## Work instructions
Reproduce the material in full, unchanged.

## Dataset
• • • • •
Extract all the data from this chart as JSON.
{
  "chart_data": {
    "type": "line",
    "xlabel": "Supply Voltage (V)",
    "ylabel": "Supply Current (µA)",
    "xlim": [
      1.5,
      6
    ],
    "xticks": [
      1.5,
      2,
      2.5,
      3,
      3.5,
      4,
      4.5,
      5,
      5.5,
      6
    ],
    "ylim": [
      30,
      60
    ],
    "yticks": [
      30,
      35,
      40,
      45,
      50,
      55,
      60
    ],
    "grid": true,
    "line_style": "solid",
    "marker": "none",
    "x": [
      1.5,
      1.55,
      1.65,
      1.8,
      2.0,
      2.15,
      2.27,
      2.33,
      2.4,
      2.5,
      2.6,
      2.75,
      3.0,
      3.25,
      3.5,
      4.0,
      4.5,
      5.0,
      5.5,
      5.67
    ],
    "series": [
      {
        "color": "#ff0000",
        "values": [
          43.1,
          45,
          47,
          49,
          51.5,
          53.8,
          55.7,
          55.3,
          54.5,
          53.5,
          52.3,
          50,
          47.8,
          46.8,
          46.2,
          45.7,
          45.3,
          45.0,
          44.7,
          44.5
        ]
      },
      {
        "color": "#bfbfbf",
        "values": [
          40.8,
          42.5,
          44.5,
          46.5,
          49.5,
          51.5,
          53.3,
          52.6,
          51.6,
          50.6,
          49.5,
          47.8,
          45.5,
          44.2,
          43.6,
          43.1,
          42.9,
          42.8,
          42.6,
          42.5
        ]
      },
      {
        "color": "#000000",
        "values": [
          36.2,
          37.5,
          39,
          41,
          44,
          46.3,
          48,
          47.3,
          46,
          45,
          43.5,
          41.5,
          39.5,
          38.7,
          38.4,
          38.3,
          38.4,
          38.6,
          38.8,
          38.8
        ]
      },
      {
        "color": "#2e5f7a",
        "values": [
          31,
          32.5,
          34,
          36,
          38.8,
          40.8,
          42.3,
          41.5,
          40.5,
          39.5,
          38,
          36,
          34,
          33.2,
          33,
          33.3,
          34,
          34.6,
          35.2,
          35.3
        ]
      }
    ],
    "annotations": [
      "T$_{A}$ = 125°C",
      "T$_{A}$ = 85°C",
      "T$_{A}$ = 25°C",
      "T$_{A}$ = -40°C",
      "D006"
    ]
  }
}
• • • • •
## Complete output
Extract all the data from this chart as JSON.
{
  "chart_data": {
    "type": "line",
    "xlabel": "Supply Voltage (V)",
    "ylabel": "Supply Current (µA)",
    "xlim": [
      1.5,
      6
    ],
    "xticks": [
      1.5,
      2,
      2.5,
      3,
      3.5,
      4,
      4.5,
      5,
      5.5,
      6
    ],
    "ylim": [
      30,
      60
    ],
    "yticks": [
      30,
      35,
      40,
      45,
      50,
      55,
      60
    ],
    "grid": true,
    "line_style": "solid",
    "marker": "none",
    "x": [
      1.5,
      1.55,
      1.65,
      1.8,
      2.0,
      2.15,
      2.27,
      2.33,
      2.4,
      2.5,
      2.6,
      2.75,
      3.0,
      3.25,
      3.5,
      4.0,
      4.5,
      5.0,
      5.5,
      5.67
    ],
    "series": [
      {
        "color": "#ff0000",
        "values": [
          43.1,
          45,
          47,
          49,
          51.5,
          53.8,
          55.7,
          55.3,
          54.5,
          53.5,
          52.3,
          50,
          47.8,
          46.8,
          46.2,
          45.7,
          45.3,
          45.0,
          44.7,
          44.5
        ]
      },
      {
        "color": "#bfbfbf",
        "values": [
          40.8,
          42.5,
          44.5,
          46.5,
          49.5,
          51.5,
          53.3,
          52.6,
          51.6,
          50.6,
          49.5,
          47.8,
          45.5,
          44.2,
          43.6,
          43.1,
          42.9,
          42.8,
          42.6,
          42.5
        ]
      },
      {
        "color": "#000000",
        "values": [
          36.2,
          37.5,
          39,
          41,
          44,
          46.3,
          48,
          47.3,
          46,
          45,
          43.5,
          41.5,
          39.5,
          38.7,
          38.4,
          38.3,
          38.4,
          38.6,
          38.8,
          38.8
        ]
      },
      {
        "color": "#2e5f7a",
        "values": [
          31,
          32.5,
          34,
          36,
          38.8,
          40.8,
          42.3,
          41.5,
          40.5,
          39.5,
          38,
          36,
          34,
          33.2,
          33,
          33.3,
          34,
          34.6,
          35.2,
          35.3
        ]
      }
    ],
    "annotations": [
      "T$_{A}$ = 125°C",
      "T$_{A}$ = 85°C",
      "T$_{A}$ = 25°C",
      "T$_{A}$ = -40°C",
      "D006"
    ]
  }
}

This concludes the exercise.